> **Exercise task**: Each record is to be printed again precisely as it reads.

——————————

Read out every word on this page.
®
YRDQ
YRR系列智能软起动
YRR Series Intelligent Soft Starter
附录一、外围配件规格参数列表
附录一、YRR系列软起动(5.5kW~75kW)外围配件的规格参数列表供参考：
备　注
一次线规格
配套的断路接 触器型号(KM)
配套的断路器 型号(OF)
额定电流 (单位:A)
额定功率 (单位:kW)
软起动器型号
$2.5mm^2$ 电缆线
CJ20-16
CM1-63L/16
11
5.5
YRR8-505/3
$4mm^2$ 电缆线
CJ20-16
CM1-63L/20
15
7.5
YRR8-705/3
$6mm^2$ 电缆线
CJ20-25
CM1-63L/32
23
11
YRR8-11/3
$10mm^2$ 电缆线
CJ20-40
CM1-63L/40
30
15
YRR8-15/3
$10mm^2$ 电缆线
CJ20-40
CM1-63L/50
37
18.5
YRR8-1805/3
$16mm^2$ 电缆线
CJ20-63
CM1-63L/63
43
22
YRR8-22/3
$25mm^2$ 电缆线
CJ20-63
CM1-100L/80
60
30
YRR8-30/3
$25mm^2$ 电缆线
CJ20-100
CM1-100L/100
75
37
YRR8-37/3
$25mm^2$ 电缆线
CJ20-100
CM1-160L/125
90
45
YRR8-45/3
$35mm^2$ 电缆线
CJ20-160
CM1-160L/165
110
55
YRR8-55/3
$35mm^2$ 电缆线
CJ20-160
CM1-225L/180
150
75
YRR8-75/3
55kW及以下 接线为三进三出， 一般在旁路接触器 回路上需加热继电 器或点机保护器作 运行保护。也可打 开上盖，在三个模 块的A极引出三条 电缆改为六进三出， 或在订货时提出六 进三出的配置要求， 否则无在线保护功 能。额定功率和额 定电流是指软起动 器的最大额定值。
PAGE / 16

——————————

> **Answer**:
Read out every word on this page.
®
YRDQ
YRR系列智能软起动
YRR Series Intelligent Soft Starter
附录一、外围配件规格参数列表
附录一、YRR系列软起动(5.5kW~75kW)外围配件的规格参数列表供参考：
备　注
一次线规格
配套的断路接 触器型号(KM)
配套的断路器 型号(OF)
额定电流 (单位:A)
额定功率 (单位:kW)
软起动器型号
$2.5mm^2$ 电缆线
CJ20-16
CM1-63L/16
11
5.5
YRR8-505/3
$4mm^2$ 电缆线
CJ20-16
CM1-63L/20
15
7.5
YRR8-705/3
$6mm^2$ 电缆线
CJ20-25
CM1-63L/32
23
11
YRR8-11/3
$10mm^2$ 电缆线
CJ20-40
CM1-63L/40
30
15
YRR8-15/3
$10mm^2$ 电缆线
CJ20-40
CM1-63L/50
37
18.5
YRR8-1805/3
$16mm^2$ 电缆线
CJ20-63
CM1-63L/63
43
22
YRR8-22/3
$25mm^2$ 电缆线
CJ20-63
CM1-100L/80
60
30
YRR8-30/3
$25mm^2$ 电缆线
CJ20-100
CM1-100L/100
75
37
YRR8-37/3
$25mm^2$ 电缆线
CJ20-100
CM1-160L/125
90
45
YRR8-45/3
$35mm^2$ 电缆线
CJ20-160
CM1-160L/165
110
55
YRR8-55/3
$35mm^2$ 电缆线
CJ20-160
CM1-225L/180
150
75
YRR8-75/3
55kW及以下 接线为三进三出， 一般在旁路接触器 回路上需加热继电 器或点机保护器作 运行保护。也可打 开上盖，在三个模 块的A极引出三条 电缆改为六进三出， 或在订货时提出六 进三出的配置要求， 否则无在线保护功 能。额定功率和额 定电流是指软起动 器的最大额定值。
PAGE / 16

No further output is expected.